## Zadanie
Wyodrębnij i przepisz bez zmian wszystko od wiersza zawierającego „Where is each” w dół aż do wiersza zawierającego „colorbar-segment — [1193, 551, 1209, 574]”, łącznie z tymi dwoma wierszami.

## Dostarczone zapisy
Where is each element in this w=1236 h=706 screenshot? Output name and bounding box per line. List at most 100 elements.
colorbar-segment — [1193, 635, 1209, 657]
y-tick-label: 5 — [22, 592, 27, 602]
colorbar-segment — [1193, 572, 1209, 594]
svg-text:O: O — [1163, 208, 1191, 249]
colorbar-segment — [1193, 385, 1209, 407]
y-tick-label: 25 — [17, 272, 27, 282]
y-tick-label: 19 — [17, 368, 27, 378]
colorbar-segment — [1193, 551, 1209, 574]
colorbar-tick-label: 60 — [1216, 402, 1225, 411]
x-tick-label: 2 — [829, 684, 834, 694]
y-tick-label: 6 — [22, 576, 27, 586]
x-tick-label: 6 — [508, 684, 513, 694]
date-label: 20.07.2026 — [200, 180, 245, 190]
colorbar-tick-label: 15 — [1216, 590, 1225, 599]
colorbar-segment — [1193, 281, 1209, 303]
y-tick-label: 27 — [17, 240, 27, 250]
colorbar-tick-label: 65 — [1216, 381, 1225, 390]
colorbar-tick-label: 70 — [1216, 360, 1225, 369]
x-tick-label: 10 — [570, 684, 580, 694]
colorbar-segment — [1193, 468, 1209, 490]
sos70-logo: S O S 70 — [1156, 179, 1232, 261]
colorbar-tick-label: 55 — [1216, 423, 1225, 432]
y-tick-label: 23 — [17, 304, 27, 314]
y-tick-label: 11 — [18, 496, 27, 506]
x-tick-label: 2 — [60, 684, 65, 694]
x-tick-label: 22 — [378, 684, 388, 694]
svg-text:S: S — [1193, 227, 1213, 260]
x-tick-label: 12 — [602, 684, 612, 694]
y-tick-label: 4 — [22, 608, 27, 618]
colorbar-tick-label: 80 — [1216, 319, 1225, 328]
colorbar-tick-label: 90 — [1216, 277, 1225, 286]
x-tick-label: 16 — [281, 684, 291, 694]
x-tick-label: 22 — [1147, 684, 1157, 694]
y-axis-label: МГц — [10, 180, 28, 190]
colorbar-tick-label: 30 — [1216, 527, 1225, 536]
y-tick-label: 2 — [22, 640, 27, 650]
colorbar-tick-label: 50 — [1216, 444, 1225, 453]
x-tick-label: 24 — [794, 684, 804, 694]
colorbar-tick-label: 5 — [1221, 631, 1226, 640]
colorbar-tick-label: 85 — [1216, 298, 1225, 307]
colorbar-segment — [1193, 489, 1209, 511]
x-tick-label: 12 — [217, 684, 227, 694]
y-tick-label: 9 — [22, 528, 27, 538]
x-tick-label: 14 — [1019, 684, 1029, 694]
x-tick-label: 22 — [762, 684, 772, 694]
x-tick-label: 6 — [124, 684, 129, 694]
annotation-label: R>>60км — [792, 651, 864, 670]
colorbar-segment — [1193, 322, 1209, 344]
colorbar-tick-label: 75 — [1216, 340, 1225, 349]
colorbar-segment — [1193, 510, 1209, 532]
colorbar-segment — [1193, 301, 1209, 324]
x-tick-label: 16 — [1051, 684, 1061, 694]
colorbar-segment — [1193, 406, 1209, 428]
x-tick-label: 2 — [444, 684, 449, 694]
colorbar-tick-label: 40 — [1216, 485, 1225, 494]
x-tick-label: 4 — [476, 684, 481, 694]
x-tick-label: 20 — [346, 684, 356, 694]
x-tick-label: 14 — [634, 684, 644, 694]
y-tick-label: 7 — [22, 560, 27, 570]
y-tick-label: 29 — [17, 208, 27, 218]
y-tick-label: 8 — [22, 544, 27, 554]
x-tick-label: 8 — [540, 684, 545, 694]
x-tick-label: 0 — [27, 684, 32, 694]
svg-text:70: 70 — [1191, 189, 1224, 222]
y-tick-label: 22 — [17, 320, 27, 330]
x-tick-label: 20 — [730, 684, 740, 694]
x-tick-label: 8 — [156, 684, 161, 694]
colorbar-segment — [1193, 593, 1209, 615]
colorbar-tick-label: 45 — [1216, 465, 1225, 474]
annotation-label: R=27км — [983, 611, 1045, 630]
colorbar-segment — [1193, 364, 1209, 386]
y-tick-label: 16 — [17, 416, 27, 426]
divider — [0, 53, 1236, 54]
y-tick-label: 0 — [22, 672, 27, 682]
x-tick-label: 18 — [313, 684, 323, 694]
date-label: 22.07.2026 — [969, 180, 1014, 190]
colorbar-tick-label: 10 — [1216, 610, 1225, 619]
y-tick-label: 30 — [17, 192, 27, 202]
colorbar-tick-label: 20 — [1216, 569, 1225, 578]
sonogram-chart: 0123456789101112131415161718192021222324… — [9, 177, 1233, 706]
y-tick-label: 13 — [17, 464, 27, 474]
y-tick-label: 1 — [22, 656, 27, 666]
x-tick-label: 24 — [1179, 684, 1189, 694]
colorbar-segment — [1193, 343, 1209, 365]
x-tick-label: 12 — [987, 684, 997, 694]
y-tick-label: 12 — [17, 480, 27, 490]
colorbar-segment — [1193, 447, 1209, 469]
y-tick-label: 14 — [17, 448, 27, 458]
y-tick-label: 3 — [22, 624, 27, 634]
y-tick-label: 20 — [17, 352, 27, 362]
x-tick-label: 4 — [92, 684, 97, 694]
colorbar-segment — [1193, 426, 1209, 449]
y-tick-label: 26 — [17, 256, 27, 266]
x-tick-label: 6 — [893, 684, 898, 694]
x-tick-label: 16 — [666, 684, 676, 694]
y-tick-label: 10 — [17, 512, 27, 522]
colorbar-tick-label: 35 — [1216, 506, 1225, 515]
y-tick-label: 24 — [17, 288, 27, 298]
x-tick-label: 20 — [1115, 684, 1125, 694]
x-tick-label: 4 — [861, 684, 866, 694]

...

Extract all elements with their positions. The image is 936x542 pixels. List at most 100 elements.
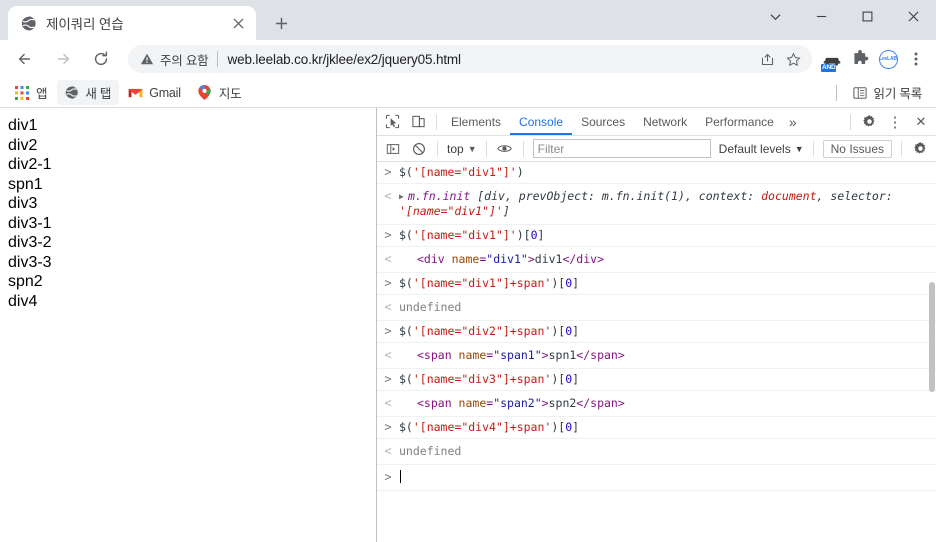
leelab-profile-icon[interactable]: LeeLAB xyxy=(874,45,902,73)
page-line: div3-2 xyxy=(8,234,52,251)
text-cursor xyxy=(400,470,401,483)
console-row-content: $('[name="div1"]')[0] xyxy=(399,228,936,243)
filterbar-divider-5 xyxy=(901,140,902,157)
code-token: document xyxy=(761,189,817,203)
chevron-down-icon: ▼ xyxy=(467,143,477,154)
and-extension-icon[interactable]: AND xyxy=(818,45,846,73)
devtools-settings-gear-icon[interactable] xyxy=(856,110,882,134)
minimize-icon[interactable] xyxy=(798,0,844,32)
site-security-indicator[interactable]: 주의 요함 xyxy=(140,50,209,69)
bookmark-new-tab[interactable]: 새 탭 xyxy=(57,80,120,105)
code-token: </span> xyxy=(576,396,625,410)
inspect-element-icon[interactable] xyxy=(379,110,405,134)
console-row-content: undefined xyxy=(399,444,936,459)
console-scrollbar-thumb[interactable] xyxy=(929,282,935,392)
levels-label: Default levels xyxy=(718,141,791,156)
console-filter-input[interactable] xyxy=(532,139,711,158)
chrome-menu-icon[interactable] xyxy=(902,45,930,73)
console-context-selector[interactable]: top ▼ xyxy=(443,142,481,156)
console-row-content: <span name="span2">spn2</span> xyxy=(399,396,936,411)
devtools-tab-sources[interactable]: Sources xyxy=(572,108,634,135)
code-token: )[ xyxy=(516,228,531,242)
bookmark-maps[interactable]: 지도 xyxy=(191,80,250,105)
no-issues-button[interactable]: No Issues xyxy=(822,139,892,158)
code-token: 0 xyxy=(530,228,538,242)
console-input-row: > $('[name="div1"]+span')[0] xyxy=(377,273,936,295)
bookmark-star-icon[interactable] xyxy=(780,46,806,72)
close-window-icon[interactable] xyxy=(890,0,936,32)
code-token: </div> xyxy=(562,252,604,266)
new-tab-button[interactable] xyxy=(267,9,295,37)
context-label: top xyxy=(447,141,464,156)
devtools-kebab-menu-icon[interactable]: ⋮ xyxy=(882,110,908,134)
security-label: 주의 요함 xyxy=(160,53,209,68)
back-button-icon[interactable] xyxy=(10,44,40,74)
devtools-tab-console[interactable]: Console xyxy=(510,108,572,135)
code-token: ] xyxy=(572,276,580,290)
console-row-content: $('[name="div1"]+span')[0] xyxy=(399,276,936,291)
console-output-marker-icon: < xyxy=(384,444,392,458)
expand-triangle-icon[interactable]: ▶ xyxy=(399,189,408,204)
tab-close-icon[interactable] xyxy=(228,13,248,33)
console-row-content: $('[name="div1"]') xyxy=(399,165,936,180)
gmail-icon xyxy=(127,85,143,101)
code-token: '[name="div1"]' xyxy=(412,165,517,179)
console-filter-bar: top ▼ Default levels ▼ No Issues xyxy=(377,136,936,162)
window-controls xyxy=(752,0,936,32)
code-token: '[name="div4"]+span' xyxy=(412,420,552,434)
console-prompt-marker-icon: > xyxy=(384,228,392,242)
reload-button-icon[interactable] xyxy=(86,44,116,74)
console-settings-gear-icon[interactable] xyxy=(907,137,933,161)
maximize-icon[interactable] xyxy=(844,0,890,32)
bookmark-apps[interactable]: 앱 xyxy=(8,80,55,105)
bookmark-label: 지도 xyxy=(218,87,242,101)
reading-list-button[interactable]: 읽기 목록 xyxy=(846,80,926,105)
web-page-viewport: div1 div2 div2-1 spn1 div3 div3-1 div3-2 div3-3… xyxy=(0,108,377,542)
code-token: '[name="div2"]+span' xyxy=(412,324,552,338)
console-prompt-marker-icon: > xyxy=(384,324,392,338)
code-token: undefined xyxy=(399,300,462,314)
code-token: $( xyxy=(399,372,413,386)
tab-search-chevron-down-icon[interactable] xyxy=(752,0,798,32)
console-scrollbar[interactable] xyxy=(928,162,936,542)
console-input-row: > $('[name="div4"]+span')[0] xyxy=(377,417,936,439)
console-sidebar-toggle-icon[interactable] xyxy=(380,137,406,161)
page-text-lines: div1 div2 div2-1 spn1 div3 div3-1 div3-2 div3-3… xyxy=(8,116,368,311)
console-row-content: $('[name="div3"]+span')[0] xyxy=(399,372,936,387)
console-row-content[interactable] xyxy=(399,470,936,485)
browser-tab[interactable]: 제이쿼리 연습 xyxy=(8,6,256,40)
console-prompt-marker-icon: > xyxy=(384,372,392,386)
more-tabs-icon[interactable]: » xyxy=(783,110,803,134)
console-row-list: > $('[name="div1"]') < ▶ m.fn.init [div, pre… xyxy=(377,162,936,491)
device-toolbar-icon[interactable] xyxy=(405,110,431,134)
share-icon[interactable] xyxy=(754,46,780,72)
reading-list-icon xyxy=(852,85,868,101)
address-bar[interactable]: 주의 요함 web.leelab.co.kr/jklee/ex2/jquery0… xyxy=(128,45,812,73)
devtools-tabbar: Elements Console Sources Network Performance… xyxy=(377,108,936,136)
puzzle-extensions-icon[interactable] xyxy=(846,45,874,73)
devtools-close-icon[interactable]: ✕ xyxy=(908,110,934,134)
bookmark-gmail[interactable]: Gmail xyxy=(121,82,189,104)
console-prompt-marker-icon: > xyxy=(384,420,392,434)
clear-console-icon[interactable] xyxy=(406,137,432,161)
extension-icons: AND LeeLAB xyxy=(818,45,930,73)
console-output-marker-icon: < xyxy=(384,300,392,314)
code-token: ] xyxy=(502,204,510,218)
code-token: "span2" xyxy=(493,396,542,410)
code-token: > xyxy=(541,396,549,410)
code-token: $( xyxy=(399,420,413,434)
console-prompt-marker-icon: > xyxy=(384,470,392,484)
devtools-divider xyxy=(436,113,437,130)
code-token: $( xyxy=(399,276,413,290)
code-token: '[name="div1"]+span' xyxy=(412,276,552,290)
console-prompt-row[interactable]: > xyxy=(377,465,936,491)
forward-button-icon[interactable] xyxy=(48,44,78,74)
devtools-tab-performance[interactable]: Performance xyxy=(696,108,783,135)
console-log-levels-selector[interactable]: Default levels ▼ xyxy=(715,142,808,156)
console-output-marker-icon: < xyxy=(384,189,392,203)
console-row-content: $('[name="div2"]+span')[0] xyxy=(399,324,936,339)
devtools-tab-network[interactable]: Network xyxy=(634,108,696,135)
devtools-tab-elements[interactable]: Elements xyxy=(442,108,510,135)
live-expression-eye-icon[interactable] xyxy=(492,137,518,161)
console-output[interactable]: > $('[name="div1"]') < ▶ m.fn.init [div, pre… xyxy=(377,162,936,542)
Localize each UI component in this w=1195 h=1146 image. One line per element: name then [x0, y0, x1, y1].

## Rozwiązanie pisemne
Where is each element in this w=1236 h=706 screenshot? Output name and bounding box per line. List at most 100 elements.
colorbar-segment — [1193, 635, 1209, 657]
y-tick-label: 5 — [22, 592, 27, 602]
colorbar-segment — [1193, 572, 1209, 594]
svg-text:O: O — [1163, 208, 1191, 249]
colorbar-segment — [1193, 385, 1209, 407]
y-tick-label: 25 — [17, 272, 27, 282]
y-tick-label: 19 — [17, 368, 27, 378]
colorbar-segment — [1193, 551, 1209, 574]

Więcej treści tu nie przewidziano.